The exercise: Show every line that has the string "Risk" in it.

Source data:
━━━━━━━━━━━━━━━━

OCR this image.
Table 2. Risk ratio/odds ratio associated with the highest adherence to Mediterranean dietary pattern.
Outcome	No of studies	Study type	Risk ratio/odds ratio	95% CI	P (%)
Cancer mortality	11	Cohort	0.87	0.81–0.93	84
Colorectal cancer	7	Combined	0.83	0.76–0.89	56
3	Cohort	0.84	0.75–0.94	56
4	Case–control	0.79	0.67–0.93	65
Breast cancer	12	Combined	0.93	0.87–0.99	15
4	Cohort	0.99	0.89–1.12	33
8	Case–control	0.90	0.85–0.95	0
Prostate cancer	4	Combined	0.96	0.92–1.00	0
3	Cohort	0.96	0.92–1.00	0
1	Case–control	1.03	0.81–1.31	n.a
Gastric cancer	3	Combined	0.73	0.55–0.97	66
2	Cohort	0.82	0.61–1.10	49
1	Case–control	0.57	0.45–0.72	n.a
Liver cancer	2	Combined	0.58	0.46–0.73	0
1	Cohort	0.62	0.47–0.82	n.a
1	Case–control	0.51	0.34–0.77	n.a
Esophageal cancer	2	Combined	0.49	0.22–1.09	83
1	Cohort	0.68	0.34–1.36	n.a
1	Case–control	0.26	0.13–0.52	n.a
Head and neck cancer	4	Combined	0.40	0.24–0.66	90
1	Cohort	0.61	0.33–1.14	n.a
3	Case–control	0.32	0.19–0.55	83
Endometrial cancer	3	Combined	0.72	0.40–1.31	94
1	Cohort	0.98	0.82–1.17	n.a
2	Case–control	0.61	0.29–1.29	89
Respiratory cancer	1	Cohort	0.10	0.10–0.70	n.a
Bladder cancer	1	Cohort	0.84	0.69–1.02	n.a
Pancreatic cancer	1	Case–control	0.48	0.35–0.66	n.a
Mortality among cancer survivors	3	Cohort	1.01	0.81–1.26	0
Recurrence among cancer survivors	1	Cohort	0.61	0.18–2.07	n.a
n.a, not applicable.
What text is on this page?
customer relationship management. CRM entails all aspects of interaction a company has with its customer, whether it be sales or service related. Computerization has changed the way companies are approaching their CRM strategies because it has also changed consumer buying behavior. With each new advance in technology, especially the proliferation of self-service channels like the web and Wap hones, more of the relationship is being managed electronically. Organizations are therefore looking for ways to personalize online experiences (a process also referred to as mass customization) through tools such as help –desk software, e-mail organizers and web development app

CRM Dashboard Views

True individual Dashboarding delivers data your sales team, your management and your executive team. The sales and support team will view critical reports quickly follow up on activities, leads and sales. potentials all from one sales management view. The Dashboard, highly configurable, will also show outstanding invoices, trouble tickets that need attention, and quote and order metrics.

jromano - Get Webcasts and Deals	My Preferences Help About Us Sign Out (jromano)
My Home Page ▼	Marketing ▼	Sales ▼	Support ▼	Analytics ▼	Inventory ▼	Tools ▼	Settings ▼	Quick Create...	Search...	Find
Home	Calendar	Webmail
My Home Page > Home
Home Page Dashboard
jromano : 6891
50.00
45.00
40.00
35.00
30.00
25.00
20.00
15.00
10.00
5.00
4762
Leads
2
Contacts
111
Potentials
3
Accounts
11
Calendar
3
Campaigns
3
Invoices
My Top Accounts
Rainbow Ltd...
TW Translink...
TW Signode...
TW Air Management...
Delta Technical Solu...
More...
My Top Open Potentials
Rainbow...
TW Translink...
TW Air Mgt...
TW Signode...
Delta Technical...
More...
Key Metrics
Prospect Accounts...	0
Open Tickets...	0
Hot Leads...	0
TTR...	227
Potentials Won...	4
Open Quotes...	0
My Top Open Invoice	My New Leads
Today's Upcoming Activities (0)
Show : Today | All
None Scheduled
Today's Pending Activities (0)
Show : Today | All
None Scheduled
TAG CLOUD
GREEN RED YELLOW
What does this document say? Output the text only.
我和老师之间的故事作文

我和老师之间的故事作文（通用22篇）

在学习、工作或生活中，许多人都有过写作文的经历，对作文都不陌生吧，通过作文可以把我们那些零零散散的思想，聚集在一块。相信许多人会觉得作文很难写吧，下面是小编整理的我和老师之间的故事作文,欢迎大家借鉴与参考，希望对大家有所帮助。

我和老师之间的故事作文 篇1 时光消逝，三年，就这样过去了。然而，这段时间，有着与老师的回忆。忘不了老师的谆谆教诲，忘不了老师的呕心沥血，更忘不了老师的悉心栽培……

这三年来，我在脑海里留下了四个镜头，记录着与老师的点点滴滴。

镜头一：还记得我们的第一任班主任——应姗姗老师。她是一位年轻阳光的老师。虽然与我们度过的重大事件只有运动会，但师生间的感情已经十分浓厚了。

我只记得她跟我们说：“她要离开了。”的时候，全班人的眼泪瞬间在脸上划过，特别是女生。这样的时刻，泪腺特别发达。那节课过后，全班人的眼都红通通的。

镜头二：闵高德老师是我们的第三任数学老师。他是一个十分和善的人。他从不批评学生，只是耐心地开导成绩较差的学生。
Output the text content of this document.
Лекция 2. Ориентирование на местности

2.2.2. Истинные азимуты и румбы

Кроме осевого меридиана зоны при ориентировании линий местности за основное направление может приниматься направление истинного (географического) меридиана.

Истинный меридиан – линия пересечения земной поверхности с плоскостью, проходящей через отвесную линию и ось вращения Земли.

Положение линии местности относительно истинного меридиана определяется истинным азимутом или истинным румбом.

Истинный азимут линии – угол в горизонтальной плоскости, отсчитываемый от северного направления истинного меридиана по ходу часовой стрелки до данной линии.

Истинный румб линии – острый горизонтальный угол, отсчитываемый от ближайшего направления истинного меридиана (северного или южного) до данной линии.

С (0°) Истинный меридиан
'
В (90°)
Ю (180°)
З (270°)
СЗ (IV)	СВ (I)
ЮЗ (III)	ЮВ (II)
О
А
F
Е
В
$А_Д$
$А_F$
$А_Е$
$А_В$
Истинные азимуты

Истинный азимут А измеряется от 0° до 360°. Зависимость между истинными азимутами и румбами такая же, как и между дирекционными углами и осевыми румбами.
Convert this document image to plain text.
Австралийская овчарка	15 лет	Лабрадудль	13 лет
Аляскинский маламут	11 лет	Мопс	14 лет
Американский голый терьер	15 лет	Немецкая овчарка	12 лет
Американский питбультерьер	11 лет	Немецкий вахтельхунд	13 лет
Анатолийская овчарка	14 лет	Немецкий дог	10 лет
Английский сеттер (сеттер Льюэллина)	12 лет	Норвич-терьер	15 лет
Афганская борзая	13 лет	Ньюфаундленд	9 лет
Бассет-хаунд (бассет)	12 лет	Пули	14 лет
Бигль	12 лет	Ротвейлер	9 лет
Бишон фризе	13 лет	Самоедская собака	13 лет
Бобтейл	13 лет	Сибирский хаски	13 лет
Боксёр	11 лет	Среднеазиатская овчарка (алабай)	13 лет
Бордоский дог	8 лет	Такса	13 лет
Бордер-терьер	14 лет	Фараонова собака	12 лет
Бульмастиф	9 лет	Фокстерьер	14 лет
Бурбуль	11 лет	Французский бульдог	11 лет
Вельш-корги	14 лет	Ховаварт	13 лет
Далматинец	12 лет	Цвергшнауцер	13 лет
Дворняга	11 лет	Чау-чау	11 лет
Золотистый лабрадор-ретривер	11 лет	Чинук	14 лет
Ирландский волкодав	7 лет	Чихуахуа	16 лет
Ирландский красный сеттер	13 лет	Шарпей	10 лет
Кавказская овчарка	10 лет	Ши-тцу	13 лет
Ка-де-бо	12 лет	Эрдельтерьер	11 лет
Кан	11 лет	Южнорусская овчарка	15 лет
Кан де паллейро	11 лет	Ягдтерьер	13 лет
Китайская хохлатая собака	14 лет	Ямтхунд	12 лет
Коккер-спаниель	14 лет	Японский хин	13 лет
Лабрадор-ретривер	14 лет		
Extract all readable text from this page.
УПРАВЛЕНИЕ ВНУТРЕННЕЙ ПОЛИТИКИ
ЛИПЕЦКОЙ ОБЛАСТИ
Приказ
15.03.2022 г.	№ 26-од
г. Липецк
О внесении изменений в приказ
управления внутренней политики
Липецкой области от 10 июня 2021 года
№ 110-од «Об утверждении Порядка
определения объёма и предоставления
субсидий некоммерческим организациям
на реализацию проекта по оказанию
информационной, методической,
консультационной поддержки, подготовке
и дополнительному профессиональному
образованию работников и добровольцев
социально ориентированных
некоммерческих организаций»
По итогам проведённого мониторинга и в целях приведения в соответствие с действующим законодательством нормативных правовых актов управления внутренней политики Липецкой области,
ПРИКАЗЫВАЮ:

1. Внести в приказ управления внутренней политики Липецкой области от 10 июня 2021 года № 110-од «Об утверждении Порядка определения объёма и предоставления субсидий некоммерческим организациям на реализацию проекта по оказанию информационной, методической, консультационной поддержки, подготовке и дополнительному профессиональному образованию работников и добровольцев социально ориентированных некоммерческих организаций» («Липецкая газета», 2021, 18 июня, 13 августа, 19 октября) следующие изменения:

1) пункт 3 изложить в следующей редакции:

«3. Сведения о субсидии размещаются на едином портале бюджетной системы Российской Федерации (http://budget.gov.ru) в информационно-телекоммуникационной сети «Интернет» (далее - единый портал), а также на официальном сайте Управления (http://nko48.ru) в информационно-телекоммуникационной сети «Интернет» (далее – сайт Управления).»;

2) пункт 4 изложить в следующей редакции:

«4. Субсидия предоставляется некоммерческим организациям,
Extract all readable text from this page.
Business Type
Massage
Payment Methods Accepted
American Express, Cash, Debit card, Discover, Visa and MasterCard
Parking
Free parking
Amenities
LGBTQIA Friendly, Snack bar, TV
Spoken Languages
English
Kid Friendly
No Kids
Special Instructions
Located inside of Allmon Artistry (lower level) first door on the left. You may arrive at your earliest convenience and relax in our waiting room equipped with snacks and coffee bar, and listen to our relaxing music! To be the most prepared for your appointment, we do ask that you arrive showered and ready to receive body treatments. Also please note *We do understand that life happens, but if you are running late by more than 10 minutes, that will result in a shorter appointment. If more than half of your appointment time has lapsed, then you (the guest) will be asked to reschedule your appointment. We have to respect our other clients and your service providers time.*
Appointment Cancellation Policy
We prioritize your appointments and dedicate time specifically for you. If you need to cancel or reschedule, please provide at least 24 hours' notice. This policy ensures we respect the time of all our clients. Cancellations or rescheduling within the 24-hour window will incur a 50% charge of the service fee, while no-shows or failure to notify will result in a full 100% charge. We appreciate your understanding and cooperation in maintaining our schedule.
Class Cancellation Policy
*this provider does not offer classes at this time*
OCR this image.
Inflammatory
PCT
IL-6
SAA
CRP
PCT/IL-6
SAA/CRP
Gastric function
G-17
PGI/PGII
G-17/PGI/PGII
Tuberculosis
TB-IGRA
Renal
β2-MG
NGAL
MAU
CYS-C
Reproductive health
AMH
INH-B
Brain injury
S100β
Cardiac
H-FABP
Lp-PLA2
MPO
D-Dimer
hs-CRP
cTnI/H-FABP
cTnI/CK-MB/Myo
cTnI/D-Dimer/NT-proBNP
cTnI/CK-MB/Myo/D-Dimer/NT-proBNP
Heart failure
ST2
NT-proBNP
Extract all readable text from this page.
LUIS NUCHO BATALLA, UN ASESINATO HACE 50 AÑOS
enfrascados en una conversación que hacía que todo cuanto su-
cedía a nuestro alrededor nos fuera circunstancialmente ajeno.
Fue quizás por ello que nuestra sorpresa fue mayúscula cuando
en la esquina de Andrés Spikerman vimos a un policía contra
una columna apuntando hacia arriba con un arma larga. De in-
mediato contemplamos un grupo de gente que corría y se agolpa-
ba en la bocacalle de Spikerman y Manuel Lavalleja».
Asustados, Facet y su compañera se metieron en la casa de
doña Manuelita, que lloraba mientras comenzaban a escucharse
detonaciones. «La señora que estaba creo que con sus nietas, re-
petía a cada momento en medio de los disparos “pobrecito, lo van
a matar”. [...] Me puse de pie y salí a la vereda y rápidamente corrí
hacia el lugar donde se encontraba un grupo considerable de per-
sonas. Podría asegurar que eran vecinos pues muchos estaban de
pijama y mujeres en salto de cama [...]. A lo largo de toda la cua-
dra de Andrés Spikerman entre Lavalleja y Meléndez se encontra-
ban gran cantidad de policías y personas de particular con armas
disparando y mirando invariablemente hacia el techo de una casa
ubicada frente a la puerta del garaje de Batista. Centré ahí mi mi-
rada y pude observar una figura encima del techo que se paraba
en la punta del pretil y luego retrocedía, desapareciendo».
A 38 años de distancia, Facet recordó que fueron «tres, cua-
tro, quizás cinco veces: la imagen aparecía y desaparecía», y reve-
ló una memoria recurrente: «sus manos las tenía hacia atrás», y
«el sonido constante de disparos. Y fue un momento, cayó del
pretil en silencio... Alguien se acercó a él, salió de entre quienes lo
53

━━━━━━━━━━━━━━━━

Worked solution:
Table 2. Risk ratio/odds ratio associated with the highest adherence to Mediterranean dietary pattern.
Outcome	No of studies	Study type	Risk ratio/odds ratio	95% CI	P (%)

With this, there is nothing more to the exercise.